>>>
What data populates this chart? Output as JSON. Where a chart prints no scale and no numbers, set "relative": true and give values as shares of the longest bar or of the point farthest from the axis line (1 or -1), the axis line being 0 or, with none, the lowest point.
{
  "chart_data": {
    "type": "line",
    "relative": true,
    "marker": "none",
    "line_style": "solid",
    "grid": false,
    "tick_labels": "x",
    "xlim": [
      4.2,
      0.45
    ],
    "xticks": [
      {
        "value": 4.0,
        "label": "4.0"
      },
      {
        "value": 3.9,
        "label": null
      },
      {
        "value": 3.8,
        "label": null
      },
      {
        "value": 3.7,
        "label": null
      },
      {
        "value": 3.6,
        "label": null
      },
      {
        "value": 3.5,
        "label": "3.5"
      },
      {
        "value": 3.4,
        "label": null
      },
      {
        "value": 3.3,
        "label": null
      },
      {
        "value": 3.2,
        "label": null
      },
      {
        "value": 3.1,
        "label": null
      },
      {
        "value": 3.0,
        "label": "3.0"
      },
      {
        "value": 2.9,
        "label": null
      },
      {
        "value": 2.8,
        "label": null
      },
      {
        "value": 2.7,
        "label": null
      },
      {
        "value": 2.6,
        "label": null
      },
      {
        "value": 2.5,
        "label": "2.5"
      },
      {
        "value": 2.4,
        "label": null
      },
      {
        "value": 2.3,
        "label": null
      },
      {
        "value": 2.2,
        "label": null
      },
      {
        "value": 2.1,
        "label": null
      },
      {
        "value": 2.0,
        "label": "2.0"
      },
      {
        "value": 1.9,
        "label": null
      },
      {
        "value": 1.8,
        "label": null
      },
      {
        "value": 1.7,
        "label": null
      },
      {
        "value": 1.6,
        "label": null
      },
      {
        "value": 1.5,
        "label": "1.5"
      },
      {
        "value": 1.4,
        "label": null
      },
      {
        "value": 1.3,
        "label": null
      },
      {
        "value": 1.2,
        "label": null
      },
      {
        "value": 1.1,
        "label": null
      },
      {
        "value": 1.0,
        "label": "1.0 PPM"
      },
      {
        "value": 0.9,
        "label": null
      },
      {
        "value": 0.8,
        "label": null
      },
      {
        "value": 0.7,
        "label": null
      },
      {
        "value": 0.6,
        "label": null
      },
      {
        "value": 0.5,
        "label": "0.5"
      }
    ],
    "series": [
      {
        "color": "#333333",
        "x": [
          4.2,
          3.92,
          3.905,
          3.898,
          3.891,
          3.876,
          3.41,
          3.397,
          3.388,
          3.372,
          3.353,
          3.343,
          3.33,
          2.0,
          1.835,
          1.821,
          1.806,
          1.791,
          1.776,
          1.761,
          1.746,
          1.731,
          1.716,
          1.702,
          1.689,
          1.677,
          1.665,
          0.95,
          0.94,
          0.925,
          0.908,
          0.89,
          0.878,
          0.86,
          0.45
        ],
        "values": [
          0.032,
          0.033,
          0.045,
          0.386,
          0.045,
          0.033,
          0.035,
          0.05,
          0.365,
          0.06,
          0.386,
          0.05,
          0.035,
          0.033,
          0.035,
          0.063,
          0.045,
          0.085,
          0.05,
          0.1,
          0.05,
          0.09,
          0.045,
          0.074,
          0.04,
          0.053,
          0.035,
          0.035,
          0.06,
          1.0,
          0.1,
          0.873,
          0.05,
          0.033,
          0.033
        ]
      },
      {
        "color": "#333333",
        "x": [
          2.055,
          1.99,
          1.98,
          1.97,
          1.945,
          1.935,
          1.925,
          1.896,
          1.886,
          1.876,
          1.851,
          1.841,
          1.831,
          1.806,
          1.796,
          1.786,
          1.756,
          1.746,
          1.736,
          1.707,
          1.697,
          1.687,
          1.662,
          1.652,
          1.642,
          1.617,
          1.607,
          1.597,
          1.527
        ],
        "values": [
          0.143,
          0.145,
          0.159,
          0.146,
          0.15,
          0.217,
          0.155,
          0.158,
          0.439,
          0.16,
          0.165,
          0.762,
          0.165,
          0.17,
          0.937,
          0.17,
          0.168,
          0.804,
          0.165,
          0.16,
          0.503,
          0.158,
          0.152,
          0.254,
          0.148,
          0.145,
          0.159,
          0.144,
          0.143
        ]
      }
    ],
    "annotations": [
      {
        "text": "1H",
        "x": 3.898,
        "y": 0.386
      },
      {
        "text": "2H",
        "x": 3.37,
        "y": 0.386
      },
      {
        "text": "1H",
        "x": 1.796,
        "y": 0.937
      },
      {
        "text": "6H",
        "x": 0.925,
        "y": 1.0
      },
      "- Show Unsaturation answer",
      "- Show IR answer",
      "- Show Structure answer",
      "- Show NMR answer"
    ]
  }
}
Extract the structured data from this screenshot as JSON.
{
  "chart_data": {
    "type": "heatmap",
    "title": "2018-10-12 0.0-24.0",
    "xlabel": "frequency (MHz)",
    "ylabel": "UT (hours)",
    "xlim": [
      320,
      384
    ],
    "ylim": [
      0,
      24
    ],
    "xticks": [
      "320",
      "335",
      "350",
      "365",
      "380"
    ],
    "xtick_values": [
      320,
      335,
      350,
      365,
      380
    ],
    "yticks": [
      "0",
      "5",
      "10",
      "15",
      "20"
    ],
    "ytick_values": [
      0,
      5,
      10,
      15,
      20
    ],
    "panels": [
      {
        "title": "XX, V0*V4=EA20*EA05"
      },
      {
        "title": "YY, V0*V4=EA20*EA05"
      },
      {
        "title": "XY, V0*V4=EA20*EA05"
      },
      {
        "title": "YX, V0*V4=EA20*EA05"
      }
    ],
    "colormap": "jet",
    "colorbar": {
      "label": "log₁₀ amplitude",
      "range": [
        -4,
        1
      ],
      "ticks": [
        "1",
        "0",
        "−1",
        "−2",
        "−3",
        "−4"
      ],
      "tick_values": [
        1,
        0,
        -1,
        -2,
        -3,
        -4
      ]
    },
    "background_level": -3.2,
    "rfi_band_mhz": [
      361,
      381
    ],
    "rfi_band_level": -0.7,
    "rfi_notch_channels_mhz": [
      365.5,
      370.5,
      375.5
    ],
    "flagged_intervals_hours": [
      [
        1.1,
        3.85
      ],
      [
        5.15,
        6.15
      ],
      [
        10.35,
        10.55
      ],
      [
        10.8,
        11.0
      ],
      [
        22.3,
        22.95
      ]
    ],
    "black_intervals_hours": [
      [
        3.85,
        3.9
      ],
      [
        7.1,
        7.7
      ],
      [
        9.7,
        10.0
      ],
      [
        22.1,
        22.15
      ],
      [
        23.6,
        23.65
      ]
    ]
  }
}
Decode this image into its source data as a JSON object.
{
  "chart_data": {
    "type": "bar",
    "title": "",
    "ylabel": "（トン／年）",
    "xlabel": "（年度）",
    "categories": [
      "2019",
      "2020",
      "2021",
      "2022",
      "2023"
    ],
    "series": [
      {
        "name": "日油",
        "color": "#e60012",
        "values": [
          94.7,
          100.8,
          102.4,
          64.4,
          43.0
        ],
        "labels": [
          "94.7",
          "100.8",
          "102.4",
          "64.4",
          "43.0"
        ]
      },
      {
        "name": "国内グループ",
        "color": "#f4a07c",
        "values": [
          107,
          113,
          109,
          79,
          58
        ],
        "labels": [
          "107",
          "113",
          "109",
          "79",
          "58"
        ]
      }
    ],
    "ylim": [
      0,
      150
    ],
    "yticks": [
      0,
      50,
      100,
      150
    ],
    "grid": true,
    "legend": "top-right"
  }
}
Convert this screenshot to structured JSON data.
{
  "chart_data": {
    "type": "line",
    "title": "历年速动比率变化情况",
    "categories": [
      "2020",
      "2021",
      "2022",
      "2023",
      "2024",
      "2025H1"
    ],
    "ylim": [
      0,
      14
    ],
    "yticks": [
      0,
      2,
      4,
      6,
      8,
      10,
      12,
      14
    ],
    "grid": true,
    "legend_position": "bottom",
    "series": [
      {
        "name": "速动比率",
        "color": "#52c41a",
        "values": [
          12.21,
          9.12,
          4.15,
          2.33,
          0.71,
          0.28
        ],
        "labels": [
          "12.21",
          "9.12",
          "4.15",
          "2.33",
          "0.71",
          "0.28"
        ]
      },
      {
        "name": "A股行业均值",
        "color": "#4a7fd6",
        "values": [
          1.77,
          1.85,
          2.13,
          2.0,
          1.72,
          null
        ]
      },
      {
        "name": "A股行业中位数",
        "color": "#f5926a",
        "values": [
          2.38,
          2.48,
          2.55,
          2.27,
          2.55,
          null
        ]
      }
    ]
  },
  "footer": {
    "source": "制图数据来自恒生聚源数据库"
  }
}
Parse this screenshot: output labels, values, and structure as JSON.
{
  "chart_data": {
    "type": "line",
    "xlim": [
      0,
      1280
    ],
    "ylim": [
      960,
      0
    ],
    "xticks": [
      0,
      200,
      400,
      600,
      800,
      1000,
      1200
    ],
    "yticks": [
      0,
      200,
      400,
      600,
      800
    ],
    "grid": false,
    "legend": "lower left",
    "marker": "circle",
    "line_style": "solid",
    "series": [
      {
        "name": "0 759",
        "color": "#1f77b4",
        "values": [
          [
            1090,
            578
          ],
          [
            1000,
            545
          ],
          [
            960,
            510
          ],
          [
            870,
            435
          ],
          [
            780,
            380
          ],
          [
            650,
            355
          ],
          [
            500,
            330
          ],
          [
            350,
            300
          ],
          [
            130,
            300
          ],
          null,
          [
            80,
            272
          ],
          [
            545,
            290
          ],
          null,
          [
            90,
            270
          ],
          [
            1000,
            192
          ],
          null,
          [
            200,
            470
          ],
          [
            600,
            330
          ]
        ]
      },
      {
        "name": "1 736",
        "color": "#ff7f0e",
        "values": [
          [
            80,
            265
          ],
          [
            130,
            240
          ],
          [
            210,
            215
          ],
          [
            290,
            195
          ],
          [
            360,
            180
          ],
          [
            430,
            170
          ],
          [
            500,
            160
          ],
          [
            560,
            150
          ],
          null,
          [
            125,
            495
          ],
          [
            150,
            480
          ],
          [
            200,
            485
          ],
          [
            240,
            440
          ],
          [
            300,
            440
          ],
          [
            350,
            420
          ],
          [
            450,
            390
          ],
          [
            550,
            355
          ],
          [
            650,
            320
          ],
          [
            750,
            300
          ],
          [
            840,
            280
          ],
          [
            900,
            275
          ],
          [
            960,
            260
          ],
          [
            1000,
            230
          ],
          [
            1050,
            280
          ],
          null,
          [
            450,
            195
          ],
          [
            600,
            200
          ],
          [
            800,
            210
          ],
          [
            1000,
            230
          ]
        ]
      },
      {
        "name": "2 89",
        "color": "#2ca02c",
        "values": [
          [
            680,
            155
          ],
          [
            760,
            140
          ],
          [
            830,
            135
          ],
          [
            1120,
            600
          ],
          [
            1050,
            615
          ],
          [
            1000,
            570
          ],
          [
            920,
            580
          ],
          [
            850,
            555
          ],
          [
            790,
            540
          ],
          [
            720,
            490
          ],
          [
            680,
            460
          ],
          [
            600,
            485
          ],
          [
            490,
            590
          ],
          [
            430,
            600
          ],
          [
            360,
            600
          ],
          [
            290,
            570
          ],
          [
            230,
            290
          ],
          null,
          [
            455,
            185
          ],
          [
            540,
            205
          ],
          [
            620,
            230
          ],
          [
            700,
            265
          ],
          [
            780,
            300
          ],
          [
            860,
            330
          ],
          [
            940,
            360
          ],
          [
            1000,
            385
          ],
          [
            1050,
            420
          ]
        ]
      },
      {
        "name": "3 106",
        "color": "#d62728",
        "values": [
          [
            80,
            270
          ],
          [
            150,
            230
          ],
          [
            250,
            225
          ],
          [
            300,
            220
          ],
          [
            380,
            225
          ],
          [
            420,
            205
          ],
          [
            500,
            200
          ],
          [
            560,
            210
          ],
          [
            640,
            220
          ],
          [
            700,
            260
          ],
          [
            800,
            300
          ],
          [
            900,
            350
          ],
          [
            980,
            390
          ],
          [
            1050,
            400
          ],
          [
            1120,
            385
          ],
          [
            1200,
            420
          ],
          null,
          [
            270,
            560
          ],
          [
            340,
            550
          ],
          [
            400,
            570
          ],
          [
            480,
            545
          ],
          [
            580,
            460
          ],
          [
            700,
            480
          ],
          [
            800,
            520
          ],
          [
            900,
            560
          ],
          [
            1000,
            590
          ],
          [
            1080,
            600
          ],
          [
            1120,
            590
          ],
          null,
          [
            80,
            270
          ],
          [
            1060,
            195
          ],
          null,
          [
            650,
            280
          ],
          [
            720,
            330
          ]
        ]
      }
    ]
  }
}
<<<
STATED TASK ->
Which lines of the data above contain "answer"? Copy each one.

EXPECTED OUTPUT ->
      "- Show Unsaturation answer",
      "- Show IR answer",
      "- Show Structure answer",
      "- Show NMR answer"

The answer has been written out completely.